● PROBLEM STATEMENT
Set down all of the data exactly. Pictures stay out of the copy.

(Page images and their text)
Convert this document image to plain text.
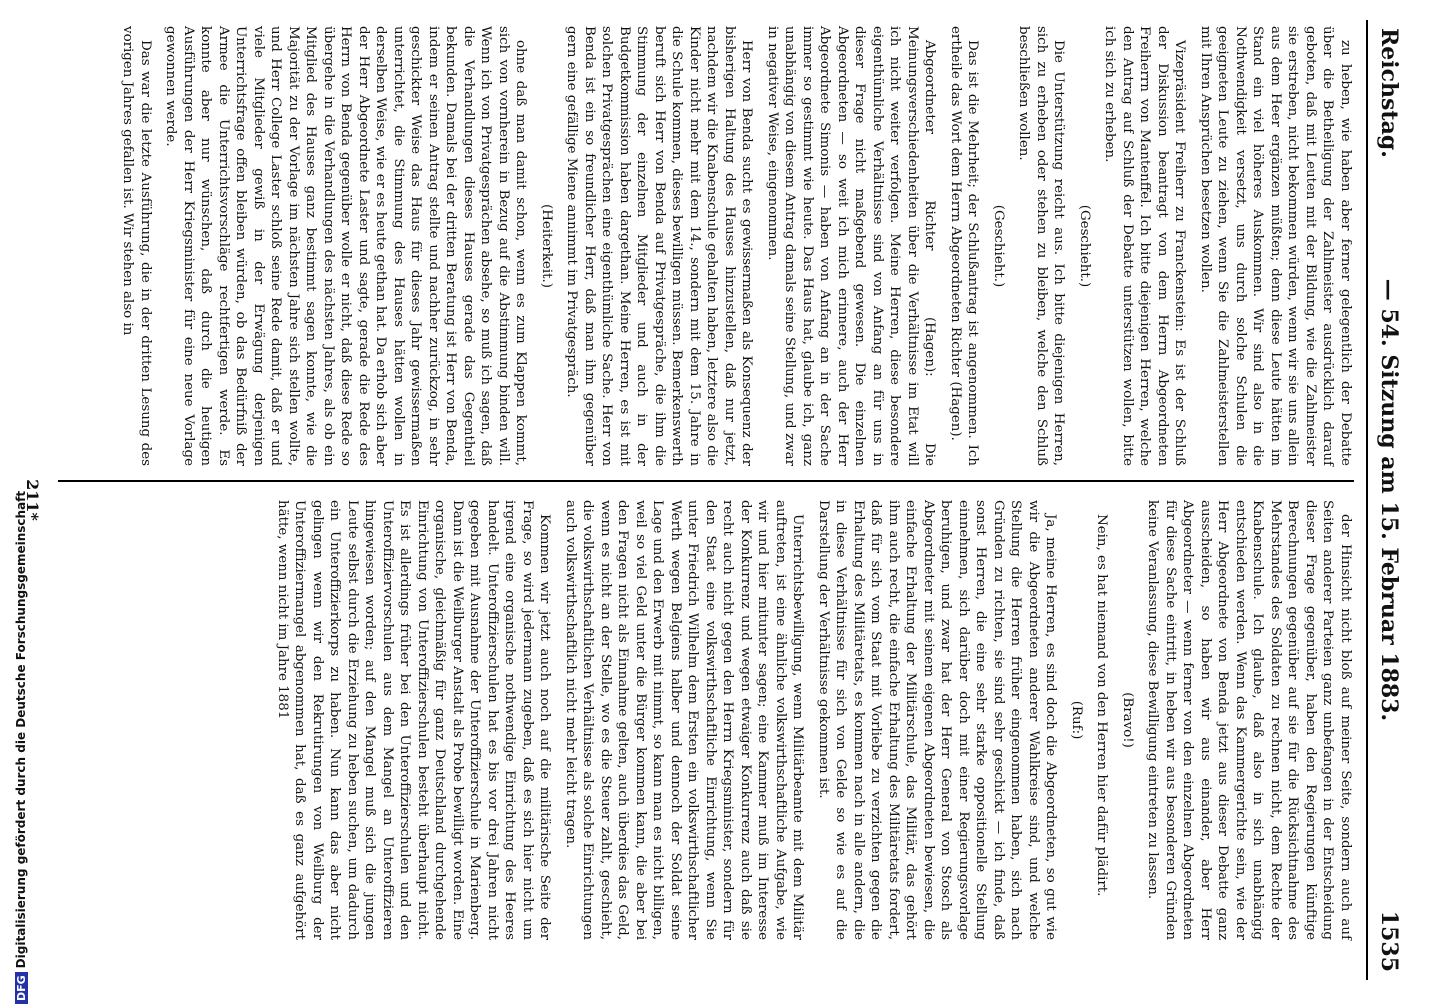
Reichstag.
— 54. Sitzung am 15. Februar 1883.
1535

zu heben, wie haben aber ferner gelegentlich der Debatte über die Betheiligung der Zahlmeister ausdrücklich darauf geboten, daß mit Leuten mit der Bildung, wie die Zahlmeister sie erstreben, nicht bekommen würden, wenn wir sie uns allein aus dem Heer ergänzen müßten; denn diese Leute hätten im Stand ein viel höheres Auskommen. Wir sind also in die Nothwendigkeit versetzt, uns durch solche Schulen die geeigneten Leute zu ziehen, wenn Sie die Zahlmeisterstellen mit Ihren Ansprüchen besetzen wollen.

Vizepräsident Freiherr zu Franckenstein: Es ist der Schluß der Diskussion beantragt von dem Herrn Abgeordneten Freiherrn von Mantenffel. Ich bitte diejenigen Herren, welche den Antrag auf Schluß der Debatte unterstützen wollen, bitte ich sich zu erheben.

(Geschieht.)

Die Unterstützung reicht aus. Ich bitte diejenigen Herren, sich zu erheben oder stehen zu bleiben, welche den Schluß beschließen wollen.

(Geschieht.)

Das ist die Mehrheit; der Schlußantrag ist angenommen. Ich ertheile das Wort dem Herrn Abgeordneten Richter (Hagen).

Abgeordneter Richter (Hagen): Die Meinungsverschiedenheiten über die Verhältnisse im Etat will ich nicht weiter verfolgen. Meine Herren, diese besondere eigenthümliche Verhältnisse sind von Anfang an für uns in dieser Frage nicht maßgebend gewesen. Die einzelnen Abgeordneten — so weit ich mich erinnere, auch der Herr Abgeordnete Simonis — haben von Anfang an in der Sache immer so gestimmt wie heute. Das Haus hat, glaube ich, ganz unabhängig von diesem Antrag damals seine Stellung, und zwar in negativer Weise, eingenommen.

Herr von Benda sucht es gewissermaßen als Konsequenz der bisherigen Haltung des Hauses hinzustellen, daß nur jetzt, nachdem wir die Knabenschule gehalten haben, letztere also die Kinder nicht mehr mit dem 14., sondern mit dem 15. Jahre in die Schule kommen, dieses bewilligen müssen. Bemerkenswerth beruft sich Herr von Benda auf Privatgespräche, die ihm die Stimmung der einzelnen Mitglieder und auch in der Budgetkommission haben dargethan. Meine Herren, es ist mit solchen Privatgesprächen eine eigenthümliche Sache. Herr von Benda ist ein so freundlicher Herr, daß man ihm gegenüber gern eine gefällige Miene annimmt im Privatgespräch.

(Heiterkeit.)

ohne daß man damit schon, wenn es zum Klappen kommt, sich von vornherein in Bezug auf die Abstimmung binden will. Wenn ich von Privatgesprächen absehe, so muß ich sagen, daß die Verhandlungen dieses Hauses gerade das Gegentheil bekunden. Damals bei der dritten Beratung ist Herr von Benda, indem er seinen Antrag stellte und nachher zurückzog, in sehr geschickter Weise das Haus für dieses Jahr gewissermaßen unterrichtet, die Stimmung des Hauses hätten wollen in derselben Weise, wie er es heute gethan hat. Da erhob sich aber der Herr Abgeordnete Laster und sagte, gerade die Rede des Herrn von Benda gegenüber wolle er nicht, daß diese Rede so übergehe in die Verhandlungen des nächsten Jahres, als ob ein Mitglied des Hauses ganz bestimmt sagen konnte, wie die Majorität zu der Vorlage im nächsten Jahre sich stellen wollte, und Herr College Laster schloß seine Rede damit, daß er und viele Mitglieder gewiß in der Erwägung derjenigen Unterrichtsfrage offen bleiben würden, ob das Bedürfniß der Armee die Unterrichtsvorschläge rechtfertigen werde. Es konnte aber nur wünschen, daß durch die heutigen Ausführungen der Herr Kriegsminister für eine neue Vorlage gewonnen werde.

Das war die letzte Ausführung, die in der dritten Lesung des vorigen Jahres gefallen ist. Wir stehen also in

der Hinsicht nicht bloß auf meiner Seite, sondern auch auf Seiten anderer Parteien ganz unbefangen in der Entscheidung dieser Frage gegenüber, haben den Regierungen künftige Berechnungen gegenüber auf sie für die Rücksichtnahme des Mehrstandes des Soldaten zu rechnen nicht, dem Rechte der Knabenschule. Ich glaube, daß also in sich unabhängig entschieden werden. Wenn das Kammergerichte sein, wie der Herr Abgeordnete von Benda jetzt aus dieser Debatte ganz ausscheiden, so haben wir aus einander, aber Herr Abgeordneter — wenn ferner von den einzelnen Abgeordneten für diese Sache eintritt, in heben wir aus besonderen Gründen keine Veranlassung, diese Bewilligung eintreten zu lassen.

(Bravo!)

Nein, es hat niemand von den Herren hier dafür plädirt.

(Ruf:)

Ja, meine Herren, es sind doch die Abgeordneten, so gut wie wir die Abgeordneten anderer Wahlkreise sind, und welche Stellung die Herren früher eingenommen haben, sich nach Gründen zu richten, sie sind sehr geschickt — ich finde, daß sonst Herren, die eine sehr starke oppositionelle Stellung einnehmen, sich darüber doch mit einer Regierungsvorlage beruhigen, und zwar hat der Herr General von Stosch als Abgeordneter mit seinem eigenen Abgeordneten bewiesen, die einfache Erhaltung der Militärschule, das Militär, das gehört ihm auch recht, die einfache Erhaltung des Militäretats fordert, daß für sich vom Staat mit Vorliebe zu verzichten gegen die Erhaltung des Militäretats, es kommen nach in alle andern, die in diese Verhältnisse für sich von Gelde so wie es auf die Darstellung der Verhältnisse gekommen ist.

Unterrichtsbewilligung, wenn Militärbeamte mit dem Militär auftreten, ist eine ähnliche volkswirthschaftliche Aufgabe, wie wir und hier mitunter sagen; eine Kammer muß im Interesse der Konkurrenz und wegen etwaiger Konkurrenz auch daß sie recht auch nicht gegen den Herrn Kriegsminister, sondern für den Staat eine volkswirthschaftliche Einrichtung, wenn Sie unter Friedrich Wilhelm dem Ersten ein volkswirthschaftlicher Werth wegen Belgiens halber und dennoch der Soldat seine Lage und den Erwerb mit nimmt, so kann man es nicht billigen, weil so viel Geld unter die Bürger kommen kann, die aber bei den Fragen nicht als Einnahme gelten, auch überdies das Geld, wenn es nicht an der Stelle, wo es die Steuer zahlt, geschieht, die volkswirthschaftlichen Verhältnisse als solche Einrichtungen auch volkswirthschaftlich nicht mehr leicht tragen.

Kommen wir jetzt auch noch auf die militärische Seite der Frage, so wird jedermann zugeben, daß es sich hier nicht um irgend eine organische nothwendige Einrichtung des Heeres handelt. Unteroffizierschulen hat es bis vor drei Jahren nicht gegeben mit Ausnahme der Unteroffizierschule in Marienberg. Dann ist die Weilburger Anstalt als Probe bewilligt worden. Eine organische, gleichmäßig für ganz Deutschland durchgehende Einrichtung von Unteroffizierschulen besteht überhaupt nicht. Es ist allerdings früher bei den Unteroffizierschulen und den Unteroffiziervorschulen aus dem Mangel an Unteroffizieren hingewiesen worden; auf den Mangel muß sich die jungen Leute selbst durch die Erziehung zu heben suchen, um dadurch ein Unteroffizierkorps zu haben. Nun kann das aber nicht gelingen wenn wir den Rekrutirungen von Weilburg der Unteroffiziermangel abgenommen hat, daß es ganz aufgehört hätte, wenn nicht im Jahre 1881

211*
DFGDigitalisierung gefördert durch die Deutsche Forschungsgemeinschaft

● ANSWER TO THE EXERCISE
Convert this document image to plain text.
Reichstag.
— 54. Sitzung am 15. Februar 1883.
1535

zu heben, wie haben aber ferner gelegentlich der Debatte über die Betheiligung der Zahlmeister ausdrücklich darauf geboten, daß mit Leuten mit der Bildung, wie die Zahlmeister sie erstreben, nicht bekommen würden, wenn wir sie uns allein aus dem Heer ergänzen müßten; denn diese Leute hätten im Stand ein viel höheres Auskommen. Wir sind also in die Nothwendigkeit versetzt, uns durch solche Schulen die geeigneten Leute zu ziehen, wenn Sie die Zahlmeisterstellen mit Ihren Ansprüchen besetzen wollen.

Vizepräsident Freiherr zu Franckenstein: Es ist der Schluß der Diskussion beantragt von dem Herrn Abgeordneten Freiherrn von Mantenffel. Ich bitte diejenigen Herren, welche den Antrag auf Schluß der Debatte unterstützen wollen, bitte ich sich zu erheben.

(Geschieht.)

Die Unterstützung reicht aus. Ich bitte diejenigen Herren, sich zu erheben oder stehen zu bleiben, welche den Schluß beschließen wollen.

(Geschieht.)

Das ist die Mehrheit; der Schlußantrag ist angenommen. Ich ertheile das Wort dem Herrn Abgeordneten Richter (Hagen).

Abgeordneter Richter (Hagen): Die Meinungsverschiedenheiten über die Verhältnisse im Etat will ich nicht weiter verfolgen. Meine Herren, diese besondere eigenthümliche Verhältnisse sind von Anfang an für uns in dieser Frage nicht maßgebend gewesen. Die einzelnen Abgeordneten — so weit ich mich erinnere, auch der Herr Abgeordnete Simonis — haben von Anfang an in der Sache immer so gestimmt wie heute. Das Haus hat, glaube ich, ganz unabhängig von diesem Antrag damals seine Stellung, und zwar in negativer Weise, eingenommen.

Herr von Benda sucht es gewissermaßen als Konsequenz der bisherigen Haltung des Hauses hinzustellen, daß nur jetzt, nachdem wir die Knabenschule gehalten haben, letztere also die Kinder nicht mehr mit dem 14., sondern mit dem 15. Jahre in die Schule kommen, dieses bewilligen müssen. Bemerkenswerth beruft sich Herr von Benda auf Privatgespräche, die ihm die Stimmung der einzelnen Mitglieder und auch in der Budgetkommission haben dargethan. Meine Herren, es ist mit solchen Privatgesprächen eine eigenthümliche Sache. Herr von Benda ist ein so freundlicher Herr, daß man ihm gegenüber gern eine gefällige Miene annimmt im Privatgespräch.

(Heiterkeit.)

ohne daß man damit schon, wenn es zum Klappen kommt, sich von vornherein in Bezug auf die Abstimmung binden will. Wenn ich von Privatgesprächen absehe, so muß ich sagen, daß die Verhandlungen dieses Hauses gerade das Gegentheil bekunden. Damals bei der dritten Beratung ist Herr von Benda, indem er seinen Antrag stellte und nachher zurückzog, in sehr geschickter Weise das Haus für dieses Jahr gewissermaßen unterrichtet, die Stimmung des Hauses hätten wollen in derselben Weise, wie er es heute gethan hat. Da erhob sich aber der Herr Abgeordnete Laster und sagte, gerade die Rede des Herrn von Benda gegenüber wolle er nicht, daß diese Rede so übergehe in die Verhandlungen des nächsten Jahres, als ob ein Mitglied des Hauses ganz bestimmt sagen konnte, wie die Majorität zu der Vorlage im nächsten Jahre sich stellen wollte, und Herr College Laster schloß seine Rede damit, daß er und viele Mitglieder gewiß in der Erwägung derjenigen Unterrichtsfrage offen bleiben würden, ob das Bedürfniß der Armee die Unterrichtsvorschläge rechtfertigen werde. Es konnte aber nur wünschen, daß durch die heutigen Ausführungen der Herr Kriegsminister für eine neue Vorlage gewonnen werde.

Das war die letzte Ausführung, die in der dritten Lesung des vorigen Jahres gefallen ist. Wir stehen also in

der Hinsicht nicht bloß auf meiner Seite, sondern auch auf Seiten anderer Parteien ganz unbefangen in der Entscheidung dieser Frage gegenüber, haben den Regierungen künftige Berechnungen gegenüber auf sie für die Rücksichtnahme des Mehrstandes des Soldaten zu rechnen nicht, dem Rechte der Knabenschule. Ich glaube, daß also in sich unabhängig entschieden werden. Wenn das Kammergerichte sein, wie der Herr Abgeordnete von Benda jetzt aus dieser Debatte ganz ausscheiden, so haben wir aus einander, aber Herr Abgeordneter — wenn ferner von den einzelnen Abgeordneten für diese Sache eintritt, in heben wir aus besonderen Gründen keine Veranlassung, diese Bewilligung eintreten zu lassen.

(Bravo!)

Nein, es hat niemand von den Herren hier dafür plädirt.

(Ruf:)

Ja, meine Herren, es sind doch die Abgeordneten, so gut wie wir die Abgeordneten anderer Wahlkreise sind, und welche Stellung die Herren früher eingenommen haben, sich nach Gründen zu richten, sie sind sehr geschickt — ich finde, daß sonst Herren, die eine sehr starke oppositionelle Stellung einnehmen, sich darüber doch mit einer Regierungsvorlage beruhigen, und zwar hat der Herr General von Stosch als Abgeordneter mit seinem eigenen Abgeordneten bewiesen, die einfache Erhaltung der Militärschule, das Militär, das gehört ihm auch recht, die einfache Erhaltung des Militäretats fordert, daß für sich vom Staat mit Vorliebe zu verzichten gegen die Erhaltung des Militäretats, es kommen nach in alle andern, die in diese Verhältnisse für sich von Gelde so wie es auf die Darstellung der Verhältnisse gekommen ist.

Unterrichtsbewilligung, wenn Militärbeamte mit dem Militär auftreten, ist eine ähnliche volkswirthschaftliche Aufgabe, wie wir und hier mitunter sagen; eine Kammer muß im Interesse der Konkurrenz und wegen etwaiger Konkurrenz auch daß sie recht auch nicht gegen den Herrn Kriegsminister, sondern für den Staat eine volkswirthschaftliche Einrichtung, wenn Sie unter Friedrich Wilhelm dem Ersten ein volkswirthschaftlicher Werth wegen Belgiens halber und dennoch der Soldat seine Lage und den Erwerb mit nimmt, so kann man es nicht billigen, weil so viel Geld unter die Bürger kommen kann, die aber bei den Fragen nicht als Einnahme gelten, auch überdies das Geld, wenn es nicht an der Stelle, wo es die Steuer zahlt, geschieht, die volkswirthschaftlichen Verhältnisse als solche Einrichtungen auch volkswirthschaftlich nicht mehr leicht tragen.

Kommen wir jetzt auch noch auf die militärische Seite der Frage, so wird jedermann zugeben, daß es sich hier nicht um irgend eine organische nothwendige Einrichtung des Heeres handelt. Unteroffizierschulen hat es bis vor drei Jahren nicht gegeben mit Ausnahme der Unteroffizierschule in Marienberg. Dann ist die Weilburger Anstalt als Probe bewilligt worden. Eine organische, gleichmäßig für ganz Deutschland durchgehende Einrichtung von Unteroffizierschulen besteht überhaupt nicht. Es ist allerdings früher bei den Unteroffizierschulen und den Unteroffiziervorschulen aus dem Mangel an Unteroffizieren hingewiesen worden; auf den Mangel muß sich die jungen Leute selbst durch die Erziehung zu heben suchen, um dadurch ein Unteroffizierkorps zu haben. Nun kann das aber nicht gelingen wenn wir den Rekrutirungen von Weilburg der Unteroffiziermangel abgenommen hat, daß es ganz aufgehört hätte, wenn nicht im Jahre 1881

211*
DFGDigitalisierung gefördert durch die Deutsche Forschungsgemeinschaft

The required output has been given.